* Begin Record list *

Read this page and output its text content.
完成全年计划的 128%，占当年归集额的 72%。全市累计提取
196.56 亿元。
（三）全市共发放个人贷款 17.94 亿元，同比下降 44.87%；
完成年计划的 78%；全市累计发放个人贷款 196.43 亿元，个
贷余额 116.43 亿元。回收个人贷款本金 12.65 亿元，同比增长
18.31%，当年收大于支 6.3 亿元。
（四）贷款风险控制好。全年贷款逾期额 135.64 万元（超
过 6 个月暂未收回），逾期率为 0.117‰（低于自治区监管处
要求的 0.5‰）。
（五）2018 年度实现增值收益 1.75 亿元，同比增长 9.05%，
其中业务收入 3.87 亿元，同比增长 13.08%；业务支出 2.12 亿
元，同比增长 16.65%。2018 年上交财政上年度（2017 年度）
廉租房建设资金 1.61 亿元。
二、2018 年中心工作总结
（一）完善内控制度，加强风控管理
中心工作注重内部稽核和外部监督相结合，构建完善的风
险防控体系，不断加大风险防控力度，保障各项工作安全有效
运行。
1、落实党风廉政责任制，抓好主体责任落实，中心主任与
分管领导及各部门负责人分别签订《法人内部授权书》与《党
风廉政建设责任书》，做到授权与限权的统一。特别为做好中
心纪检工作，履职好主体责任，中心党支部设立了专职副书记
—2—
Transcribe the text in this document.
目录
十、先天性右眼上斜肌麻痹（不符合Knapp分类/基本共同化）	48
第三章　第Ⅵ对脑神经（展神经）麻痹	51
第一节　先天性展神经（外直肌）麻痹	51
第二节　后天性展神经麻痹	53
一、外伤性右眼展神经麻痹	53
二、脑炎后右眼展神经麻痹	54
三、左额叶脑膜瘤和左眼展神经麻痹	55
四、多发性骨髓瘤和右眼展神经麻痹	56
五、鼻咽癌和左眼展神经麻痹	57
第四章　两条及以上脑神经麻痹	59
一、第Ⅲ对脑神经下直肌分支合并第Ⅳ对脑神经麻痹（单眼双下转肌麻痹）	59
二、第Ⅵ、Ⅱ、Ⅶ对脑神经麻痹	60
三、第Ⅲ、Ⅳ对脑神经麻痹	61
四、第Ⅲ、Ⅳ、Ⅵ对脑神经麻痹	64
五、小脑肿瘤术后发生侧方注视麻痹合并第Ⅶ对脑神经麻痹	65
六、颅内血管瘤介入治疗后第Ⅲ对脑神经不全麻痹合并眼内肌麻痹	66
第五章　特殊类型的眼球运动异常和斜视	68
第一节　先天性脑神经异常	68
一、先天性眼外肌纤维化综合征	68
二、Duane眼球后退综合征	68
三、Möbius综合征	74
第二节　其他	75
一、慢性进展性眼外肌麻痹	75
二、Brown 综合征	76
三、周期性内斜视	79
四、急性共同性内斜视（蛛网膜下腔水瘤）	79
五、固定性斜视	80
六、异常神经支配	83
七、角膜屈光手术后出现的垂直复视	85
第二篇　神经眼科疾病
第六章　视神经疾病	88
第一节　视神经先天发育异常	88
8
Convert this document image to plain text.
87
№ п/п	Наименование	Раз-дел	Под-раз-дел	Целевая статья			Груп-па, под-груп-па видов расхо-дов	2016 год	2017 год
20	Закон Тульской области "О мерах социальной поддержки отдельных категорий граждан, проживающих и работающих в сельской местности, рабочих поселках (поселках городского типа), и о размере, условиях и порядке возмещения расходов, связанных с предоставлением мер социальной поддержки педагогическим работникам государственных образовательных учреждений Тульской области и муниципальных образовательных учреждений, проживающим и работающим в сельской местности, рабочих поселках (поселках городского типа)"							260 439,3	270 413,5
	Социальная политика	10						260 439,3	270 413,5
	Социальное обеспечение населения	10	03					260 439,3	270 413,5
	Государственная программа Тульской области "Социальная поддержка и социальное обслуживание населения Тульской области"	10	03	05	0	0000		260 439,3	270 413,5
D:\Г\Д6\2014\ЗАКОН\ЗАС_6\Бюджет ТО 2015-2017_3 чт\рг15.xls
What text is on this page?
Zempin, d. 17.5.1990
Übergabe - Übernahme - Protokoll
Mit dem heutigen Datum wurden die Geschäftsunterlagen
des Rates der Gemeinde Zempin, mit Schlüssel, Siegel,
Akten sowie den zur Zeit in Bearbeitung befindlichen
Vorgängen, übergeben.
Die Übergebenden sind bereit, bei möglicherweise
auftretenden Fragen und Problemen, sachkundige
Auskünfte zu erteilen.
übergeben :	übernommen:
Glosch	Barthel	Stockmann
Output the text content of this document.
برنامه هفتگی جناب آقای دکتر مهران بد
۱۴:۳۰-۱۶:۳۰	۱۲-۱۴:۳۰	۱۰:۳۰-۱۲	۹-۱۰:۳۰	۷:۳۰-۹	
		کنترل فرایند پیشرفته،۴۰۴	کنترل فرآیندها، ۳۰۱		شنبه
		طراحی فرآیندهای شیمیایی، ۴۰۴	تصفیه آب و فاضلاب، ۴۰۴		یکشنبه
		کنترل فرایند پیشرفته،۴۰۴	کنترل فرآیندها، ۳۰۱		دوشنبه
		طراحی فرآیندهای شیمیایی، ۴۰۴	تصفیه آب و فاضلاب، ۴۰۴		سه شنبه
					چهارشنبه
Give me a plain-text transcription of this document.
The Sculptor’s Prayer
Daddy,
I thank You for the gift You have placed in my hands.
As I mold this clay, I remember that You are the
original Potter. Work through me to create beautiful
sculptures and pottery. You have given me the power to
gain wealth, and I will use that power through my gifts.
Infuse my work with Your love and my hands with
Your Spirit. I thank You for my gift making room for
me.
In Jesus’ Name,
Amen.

* End Record list *

#### Brief:
All of the material must be reproduced exactly.

#### Solution below:
Read this page and output its text content.
完成全年计划的 128%，占当年归集额的 72%。全市累计提取
196.56 亿元。
（三）全市共发放个人贷款 17.94 亿元，同比下降 44.87%；
完成年计划的 78%；全市累计发放个人贷款 196.43 亿元，个
贷余额 116.43 亿元。回收个人贷款本金 12.65 亿元，同比增长
18.31%，当年收大于支 6.3 亿元。
（四）贷款风险控制好。全年贷款逾期额 135.64 万元（超
过 6 个月暂未收回），逾期率为 0.117‰（低于自治区监管处
要求的 0.5‰）。
（五）2018 年度实现增值收益 1.75 亿元，同比增长 9.05%，
其中业务收入 3.87 亿元，同比增长 13.08%；业务支出 2.12 亿
元，同比增长 16.65%。2018 年上交财政上年度（2017 年度）
廉租房建设资金 1.61 亿元。
二、2018 年中心工作总结
（一）完善内控制度，加强风控管理
中心工作注重内部稽核和外部监督相结合，构建完善的风
险防控体系，不断加大风险防控力度，保障各项工作安全有效
运行。
1、落实党风廉政责任制，抓好主体责任落实，中心主任与
分管领导及各部门负责人分别签订《法人内部授权书》与《党
风廉政建设责任书》，做到授权与限权的统一。特别为做好中
心纪检工作，履职好主体责任，中心党支部设立了专职副书记
—2—
Transcribe the text in this document.
目录
十、先天性右眼上斜肌麻痹（不符合Knapp分类/基本共同化）	48
第三章　第Ⅵ对脑神经（展神经）麻痹	51
第一节　先天性展神经（外直肌）麻痹	51
第二节　后天性展神经麻痹	53
一、外伤性右眼展神经麻痹	53
二、脑炎后右眼展神经麻痹	54
三、左额叶脑膜瘤和左眼展神经麻痹	55
四、多发性骨髓瘤和右眼展神经麻痹	56
五、鼻咽癌和左眼展神经麻痹	57
第四章　两条及以上脑神经麻痹	59
一、第Ⅲ对脑神经下直肌分支合并第Ⅳ对脑神经麻痹（单眼双下转肌麻痹）	59
二、第Ⅵ、Ⅱ、Ⅶ对脑神经麻痹	60
三、第Ⅲ、Ⅳ对脑神经麻痹	61
四、第Ⅲ、Ⅳ、Ⅵ对脑神经麻痹	64
五、小脑肿瘤术后发生侧方注视麻痹合并第Ⅶ对脑神经麻痹	65
六、颅内血管瘤介入治疗后第Ⅲ对脑神经不全麻痹合并眼内肌麻痹	66
第五章　特殊类型的眼球运动异常和斜视	68
第一节　先天性脑神经异常	68
一、先天性眼外肌纤维化综合征	68
二、Duane眼球后退综合征	68
三、Möbius综合征	74
第二节　其他	75
一、慢性进展性眼外肌麻痹	75
二、Brown 综合征	76
三、周期性内斜视	79
四、急性共同性内斜视（蛛网膜下腔水瘤）	79
五、固定性斜视	80
六、异常神经支配	83
七、角膜屈光手术后出现的垂直复视	85
第二篇　神经眼科疾病
第六章　视神经疾病	88
第一节　视神经先天发育异常	88
8
Convert this document image to plain text.
87
№ п/п	Наименование	Раз-дел	Под-раз-дел	Целевая статья			Груп-па, под-груп-па видов расхо-дов	2016 год	2017 год
20	Закон Тульской области "О мерах социальной поддержки отдельных категорий граждан, проживающих и работающих в сельской местности, рабочих поселках (поселках городского типа), и о размере, условиях и порядке возмещения расходов, связанных с предоставлением мер социальной поддержки педагогическим работникам государственных образовательных учреждений Тульской области и муниципальных образовательных учреждений, проживающим и работающим в сельской местности, рабочих поселках (поселках городского типа)"							260 439,3	270 413,5
	Социальная политика	10						260 439,3	270 413,5
	Социальное обеспечение населения	10	03					260 439,3	270 413,5
	Государственная программа Тульской области "Социальная поддержка и социальное обслуживание населения Тульской области"	10	03	05	0	0000		260 439,3	270 413,5
D:\Г\Д6\2014\ЗАКОН\ЗАС_6\Бюджет ТО 2015-2017_3 чт\рг15.xls
What text is on this page?
Zempin, d. 17.5.1990
Übergabe - Übernahme - Protokoll
Mit dem heutigen Datum wurden die Geschäftsunterlagen
des Rates der Gemeinde Zempin, mit Schlüssel, Siegel,
Akten sowie den zur Zeit in Bearbeitung befindlichen
Vorgängen, übergeben.
Die Übergebenden sind bereit, bei möglicherweise
auftretenden Fragen und Problemen, sachkundige
Auskünfte zu erteilen.
übergeben :	übernommen:
Glosch	Barthel	Stockmann
Output the text content of this document.
برنامه هفتگی جناب آقای دکتر مهران بد
۱۴:۳۰-۱۶:۳۰	۱۲-۱۴:۳۰	۱۰:۳۰-۱۲	۹-۱۰:۳۰	۷:۳۰-۹	
		کنترل فرایند پیشرفته،۴۰۴	کنترل فرآیندها، ۳۰۱		شنبه
		طراحی فرآیندهای شیمیایی، ۴۰۴	تصفیه آب و فاضلاب، ۴۰۴		یکشنبه
		کنترل فرایند پیشرفته،۴۰۴	کنترل فرآیندها، ۳۰۱		دوشنبه
		طراحی فرآیندهای شیمیایی، ۴۰۴	تصفیه آب و فاضلاب، ۴۰۴		سه شنبه
					چهارشنبه
Give me a plain-text transcription of this document.
The Sculptor’s Prayer
Daddy,
I thank You for the gift You have placed in my hands.
As I mold this clay, I remember that You are the
original Potter. Work through me to create beautiful
sculptures and pottery. You have given me the power to
gain wealth, and I will use that power through my gifts.
Infuse my work with Your love and my hands with
Your Spirit. I thank You for my gift making room for
me.
In Jesus’ Name,
Amen.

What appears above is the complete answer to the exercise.